What follows is a listing. Return every line of it exactly.

--

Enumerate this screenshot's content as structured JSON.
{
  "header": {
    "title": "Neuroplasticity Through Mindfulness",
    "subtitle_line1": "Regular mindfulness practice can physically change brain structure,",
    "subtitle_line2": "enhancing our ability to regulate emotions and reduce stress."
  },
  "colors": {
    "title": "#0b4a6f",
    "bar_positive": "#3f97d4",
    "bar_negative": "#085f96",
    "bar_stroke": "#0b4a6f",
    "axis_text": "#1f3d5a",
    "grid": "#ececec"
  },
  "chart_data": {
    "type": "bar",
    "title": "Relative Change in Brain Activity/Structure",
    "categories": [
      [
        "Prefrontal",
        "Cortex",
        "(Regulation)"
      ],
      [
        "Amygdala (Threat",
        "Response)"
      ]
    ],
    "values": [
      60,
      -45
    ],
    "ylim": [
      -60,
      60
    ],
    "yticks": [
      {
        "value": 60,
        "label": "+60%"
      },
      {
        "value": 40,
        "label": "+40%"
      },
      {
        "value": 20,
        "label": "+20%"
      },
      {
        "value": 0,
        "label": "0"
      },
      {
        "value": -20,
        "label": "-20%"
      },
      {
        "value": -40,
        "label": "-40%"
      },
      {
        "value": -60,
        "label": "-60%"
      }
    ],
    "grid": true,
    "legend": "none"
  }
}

--

• EXERCISE ANSWER:
Enumerate this screenshot's content as structured JSON.
{
  "header": {
    "title": "Neuroplasticity Through Mindfulness",
    "subtitle_line1": "Regular mindfulness practice can physically change brain structure,",
    "subtitle_line2": "enhancing our ability to regulate emotions and reduce stress."
  },
  "colors": {
    "title": "#0b4a6f",
    "bar_positive": "#3f97d4",
    "bar_negative": "#085f96",
    "bar_stroke": "#0b4a6f",
    "axis_text": "#1f3d5a",
    "grid": "#ececec"
  },
  "chart_data": {
    "type": "bar",
    "title": "Relative Change in Brain Activity/Structure",
    "categories": [
      [
        "Prefrontal",
        "Cortex",
        "(Regulation)"
      ],
      [
        "Amygdala (Threat",
        "Response)"
      ]
    ],
    "values": [
      60,
      -45
    ],
    "ylim": [
      -60,
      60
    ],
    "yticks": [
      {
        "value": 60,
        "label": "+60%"
      },
      {
        "value": 40,
        "label": "+40%"
      },
      {
        "value": 20,
        "label": "+20%"
      },
      {
        "value": 0,
        "label": "0"
      },
      {
        "value": -20,
        "label": "-20%"
      },
      {
        "value": -40,
        "label": "-40%"
      },
      {
        "value": -60,
        "label": "-60%"
      }
    ],
    "grid": true,
    "legend": "none"
  }
}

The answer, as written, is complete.